### EXERCISE DATA
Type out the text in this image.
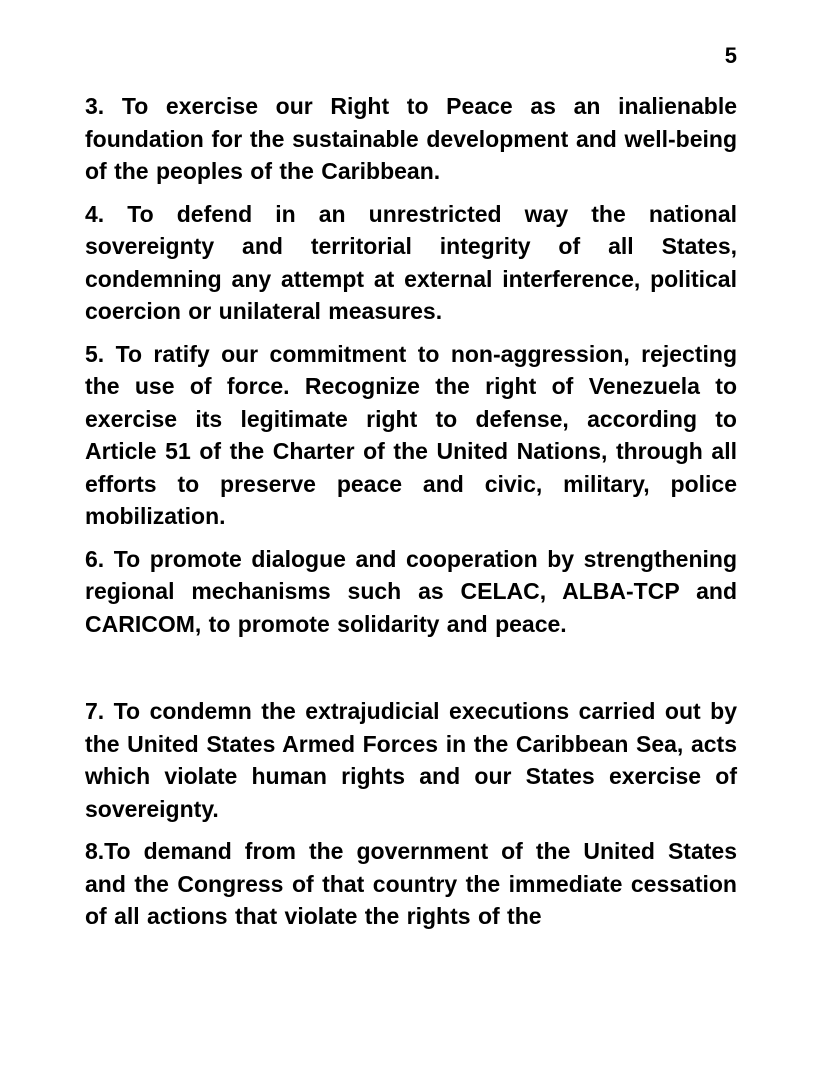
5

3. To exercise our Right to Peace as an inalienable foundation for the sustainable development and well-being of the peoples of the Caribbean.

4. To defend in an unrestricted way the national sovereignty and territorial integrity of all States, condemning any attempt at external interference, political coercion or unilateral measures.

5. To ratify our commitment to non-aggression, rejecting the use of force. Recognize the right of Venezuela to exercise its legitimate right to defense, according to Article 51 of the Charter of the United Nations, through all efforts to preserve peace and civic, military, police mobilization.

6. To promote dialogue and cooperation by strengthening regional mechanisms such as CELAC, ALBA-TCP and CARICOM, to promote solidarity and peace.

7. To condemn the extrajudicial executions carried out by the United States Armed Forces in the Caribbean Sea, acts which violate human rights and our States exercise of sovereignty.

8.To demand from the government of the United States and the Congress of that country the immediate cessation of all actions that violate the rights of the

==

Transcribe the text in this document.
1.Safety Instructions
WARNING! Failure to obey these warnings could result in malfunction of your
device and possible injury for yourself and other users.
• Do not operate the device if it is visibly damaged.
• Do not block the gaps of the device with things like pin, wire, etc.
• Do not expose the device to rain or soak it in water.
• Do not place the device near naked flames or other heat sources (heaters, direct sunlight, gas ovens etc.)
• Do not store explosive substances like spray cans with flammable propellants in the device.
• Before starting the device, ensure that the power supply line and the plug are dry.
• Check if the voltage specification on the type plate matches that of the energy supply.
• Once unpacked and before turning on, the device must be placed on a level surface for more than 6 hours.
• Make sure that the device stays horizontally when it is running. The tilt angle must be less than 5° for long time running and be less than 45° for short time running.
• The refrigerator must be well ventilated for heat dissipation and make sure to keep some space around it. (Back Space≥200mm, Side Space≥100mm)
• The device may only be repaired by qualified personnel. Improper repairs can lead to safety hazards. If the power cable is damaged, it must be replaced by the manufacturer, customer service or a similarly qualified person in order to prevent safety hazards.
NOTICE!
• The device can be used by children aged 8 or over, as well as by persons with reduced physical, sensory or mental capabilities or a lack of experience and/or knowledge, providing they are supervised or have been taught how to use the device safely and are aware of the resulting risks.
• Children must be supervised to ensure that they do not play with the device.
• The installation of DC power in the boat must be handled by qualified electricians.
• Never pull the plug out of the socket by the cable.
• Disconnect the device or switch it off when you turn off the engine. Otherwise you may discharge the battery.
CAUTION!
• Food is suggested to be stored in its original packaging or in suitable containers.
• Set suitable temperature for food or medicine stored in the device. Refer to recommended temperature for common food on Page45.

* * *

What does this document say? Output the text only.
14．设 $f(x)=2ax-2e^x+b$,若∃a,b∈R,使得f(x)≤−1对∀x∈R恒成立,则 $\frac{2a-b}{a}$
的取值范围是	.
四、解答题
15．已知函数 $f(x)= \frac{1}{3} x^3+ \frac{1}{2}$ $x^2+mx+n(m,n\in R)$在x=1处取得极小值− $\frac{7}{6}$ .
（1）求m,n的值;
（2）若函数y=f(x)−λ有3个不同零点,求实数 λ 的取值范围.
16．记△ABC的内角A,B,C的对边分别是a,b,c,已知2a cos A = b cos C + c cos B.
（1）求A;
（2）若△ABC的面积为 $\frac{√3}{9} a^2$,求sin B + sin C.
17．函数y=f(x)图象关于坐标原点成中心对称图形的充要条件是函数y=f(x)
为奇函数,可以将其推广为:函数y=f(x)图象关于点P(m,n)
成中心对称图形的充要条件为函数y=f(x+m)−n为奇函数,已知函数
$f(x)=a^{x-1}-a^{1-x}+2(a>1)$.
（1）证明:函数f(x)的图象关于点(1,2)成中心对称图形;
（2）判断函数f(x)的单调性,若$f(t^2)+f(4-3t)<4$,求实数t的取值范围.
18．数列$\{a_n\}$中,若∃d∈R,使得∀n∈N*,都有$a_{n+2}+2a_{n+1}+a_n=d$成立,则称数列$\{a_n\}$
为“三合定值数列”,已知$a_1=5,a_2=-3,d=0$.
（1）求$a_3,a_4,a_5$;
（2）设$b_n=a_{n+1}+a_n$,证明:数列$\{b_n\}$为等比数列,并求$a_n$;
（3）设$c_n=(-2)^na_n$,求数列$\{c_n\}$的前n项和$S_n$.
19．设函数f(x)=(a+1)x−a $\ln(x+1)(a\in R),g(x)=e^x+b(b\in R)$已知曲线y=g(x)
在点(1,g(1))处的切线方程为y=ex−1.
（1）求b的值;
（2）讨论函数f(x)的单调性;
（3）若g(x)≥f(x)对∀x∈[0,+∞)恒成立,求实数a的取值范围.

### WRITTEN TASK
Copy out every line from the data above that has "sovereignty" in it.

### SOLUTION TO THIS TASK
4. To defend in an unrestricted way the national sovereignty and territorial integrity of all States, condemning any attempt at external interference, political coercion or unilateral measures.
7. To condemn the extrajudicial executions carried out by the United States Armed Forces in the Caribbean Sea, acts which violate human rights and our States exercise of sovereignty.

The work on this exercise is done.